### [To do]
Take the entries below and reproduce them word for word.

[Start]

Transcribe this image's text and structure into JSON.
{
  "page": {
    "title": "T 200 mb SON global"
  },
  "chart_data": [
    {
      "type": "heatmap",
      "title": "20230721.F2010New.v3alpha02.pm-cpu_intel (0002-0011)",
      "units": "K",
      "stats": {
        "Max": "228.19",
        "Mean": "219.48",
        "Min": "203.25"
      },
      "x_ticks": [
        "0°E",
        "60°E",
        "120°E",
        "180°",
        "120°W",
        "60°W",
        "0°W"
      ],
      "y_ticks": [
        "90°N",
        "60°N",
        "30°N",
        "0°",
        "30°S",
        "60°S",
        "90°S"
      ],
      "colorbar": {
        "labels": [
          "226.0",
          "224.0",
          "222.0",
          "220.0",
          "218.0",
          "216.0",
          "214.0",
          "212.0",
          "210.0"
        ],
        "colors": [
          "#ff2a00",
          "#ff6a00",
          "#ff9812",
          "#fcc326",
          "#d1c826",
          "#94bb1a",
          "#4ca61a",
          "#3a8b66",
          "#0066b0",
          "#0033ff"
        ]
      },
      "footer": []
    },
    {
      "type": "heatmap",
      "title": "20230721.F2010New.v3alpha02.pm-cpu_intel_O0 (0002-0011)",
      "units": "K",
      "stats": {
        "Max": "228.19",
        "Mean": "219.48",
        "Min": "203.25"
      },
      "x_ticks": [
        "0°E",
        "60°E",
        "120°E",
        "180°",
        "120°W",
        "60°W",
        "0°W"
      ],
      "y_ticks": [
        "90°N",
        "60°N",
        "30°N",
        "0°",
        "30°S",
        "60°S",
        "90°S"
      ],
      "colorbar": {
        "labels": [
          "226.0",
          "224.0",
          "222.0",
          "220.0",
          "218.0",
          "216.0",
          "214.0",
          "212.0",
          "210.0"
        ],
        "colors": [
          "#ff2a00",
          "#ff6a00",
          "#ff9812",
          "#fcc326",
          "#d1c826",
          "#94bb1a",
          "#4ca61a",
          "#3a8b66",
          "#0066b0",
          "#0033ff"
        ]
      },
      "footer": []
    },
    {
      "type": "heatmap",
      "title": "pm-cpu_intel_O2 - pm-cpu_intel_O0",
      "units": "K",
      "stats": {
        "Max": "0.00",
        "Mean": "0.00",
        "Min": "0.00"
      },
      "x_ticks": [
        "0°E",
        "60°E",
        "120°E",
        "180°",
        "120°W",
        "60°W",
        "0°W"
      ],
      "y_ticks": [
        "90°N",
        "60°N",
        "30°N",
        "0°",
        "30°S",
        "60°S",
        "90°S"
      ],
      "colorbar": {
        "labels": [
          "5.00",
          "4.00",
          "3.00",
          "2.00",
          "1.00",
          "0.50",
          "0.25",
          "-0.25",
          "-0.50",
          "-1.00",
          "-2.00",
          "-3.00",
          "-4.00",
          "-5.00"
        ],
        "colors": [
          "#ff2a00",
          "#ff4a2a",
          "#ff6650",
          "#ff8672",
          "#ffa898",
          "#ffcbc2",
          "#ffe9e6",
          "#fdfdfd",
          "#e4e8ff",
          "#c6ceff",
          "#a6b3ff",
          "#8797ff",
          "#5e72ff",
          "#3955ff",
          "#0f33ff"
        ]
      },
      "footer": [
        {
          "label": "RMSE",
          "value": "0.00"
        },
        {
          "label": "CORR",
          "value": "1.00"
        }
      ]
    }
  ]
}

[End]

### [Answer below]
Transcribe this image's text and structure into JSON.
{
  "page": {
    "title": "T 200 mb SON global"
  },
  "chart_data": [
    {
      "type": "heatmap",
      "title": "20230721.F2010New.v3alpha02.pm-cpu_intel (0002-0011)",
      "units": "K",
      "stats": {
        "Max": "228.19",
        "Mean": "219.48",
        "Min": "203.25"
      },
      "x_ticks": [
        "0°E",
        "60°E",
        "120°E",
        "180°",
        "120°W",
        "60°W",
        "0°W"
      ],
      "y_ticks": [
        "90°N",
        "60°N",
        "30°N",
        "0°",
        "30°S",
        "60°S",
        "90°S"
      ],
      "colorbar": {
        "labels": [
          "226.0",
          "224.0",
          "222.0",
          "220.0",
          "218.0",
          "216.0",
          "214.0",
          "212.0",
          "210.0"
        ],
        "colors": [
          "#ff2a00",
          "#ff6a00",
          "#ff9812",
          "#fcc326",
          "#d1c826",
          "#94bb1a",
          "#4ca61a",
          "#3a8b66",
          "#0066b0",
          "#0033ff"
        ]
      },
      "footer": []
    },
    {
      "type": "heatmap",
      "title": "20230721.F2010New.v3alpha02.pm-cpu_intel_O0 (0002-0011)",
      "units": "K",
      "stats": {
        "Max": "228.19",
        "Mean": "219.48",
        "Min": "203.25"
      },
      "x_ticks": [
        "0°E",
        "60°E",
        "120°E",
        "180°",
        "120°W",
        "60°W",
        "0°W"
      ],
      "y_ticks": [
        "90°N",
        "60°N",
        "30°N",
        "0°",
        "30°S",
        "60°S",
        "90°S"
      ],
      "colorbar": {
        "labels": [
          "226.0",
          "224.0",
          "222.0",
          "220.0",
          "218.0",
          "216.0",
          "214.0",
          "212.0",
          "210.0"
        ],
        "colors": [
          "#ff2a00",
          "#ff6a00",
          "#ff9812",
          "#fcc326",
          "#d1c826",
          "#94bb1a",
          "#4ca61a",
          "#3a8b66",
          "#0066b0",
          "#0033ff"
        ]
      },
      "footer": []
    },
    {
      "type": "heatmap",
      "title": "pm-cpu_intel_O2 - pm-cpu_intel_O0",
      "units": "K",
      "stats": {
        "Max": "0.00",
        "Mean": "0.00",
        "Min": "0.00"
      },
      "x_ticks": [
        "0°E",
        "60°E",
        "120°E",
        "180°",
        "120°W",
        "60°W",
        "0°W"
      ],
      "y_ticks": [
        "90°N",
        "60°N",
        "30°N",
        "0°",
        "30°S",
        "60°S",
        "90°S"
      ],
      "colorbar": {
        "labels": [
          "5.00",
          "4.00",
          "3.00",
          "2.00",
          "1.00",
          "0.50",
          "0.25",
          "-0.25",
          "-0.50",
          "-1.00",
          "-2.00",
          "-3.00",
          "-4.00",
          "-5.00"
        ],
        "colors": [
          "#ff2a00",
          "#ff4a2a",
          "#ff6650",
          "#ff8672",
          "#ffa898",
          "#ffcbc2",
          "#ffe9e6",
          "#fdfdfd",
          "#e4e8ff",
          "#c6ceff",
          "#a6b3ff",
          "#8797ff",
          "#5e72ff",
          "#3955ff",
          "#0f33ff"
        ]
      },
      "footer": [
        {
          "label": "RMSE",
          "value": "0.00"
        },
        {
          "label": "CORR",
          "value": "1.00"
        }
      ]
    }
  ]
}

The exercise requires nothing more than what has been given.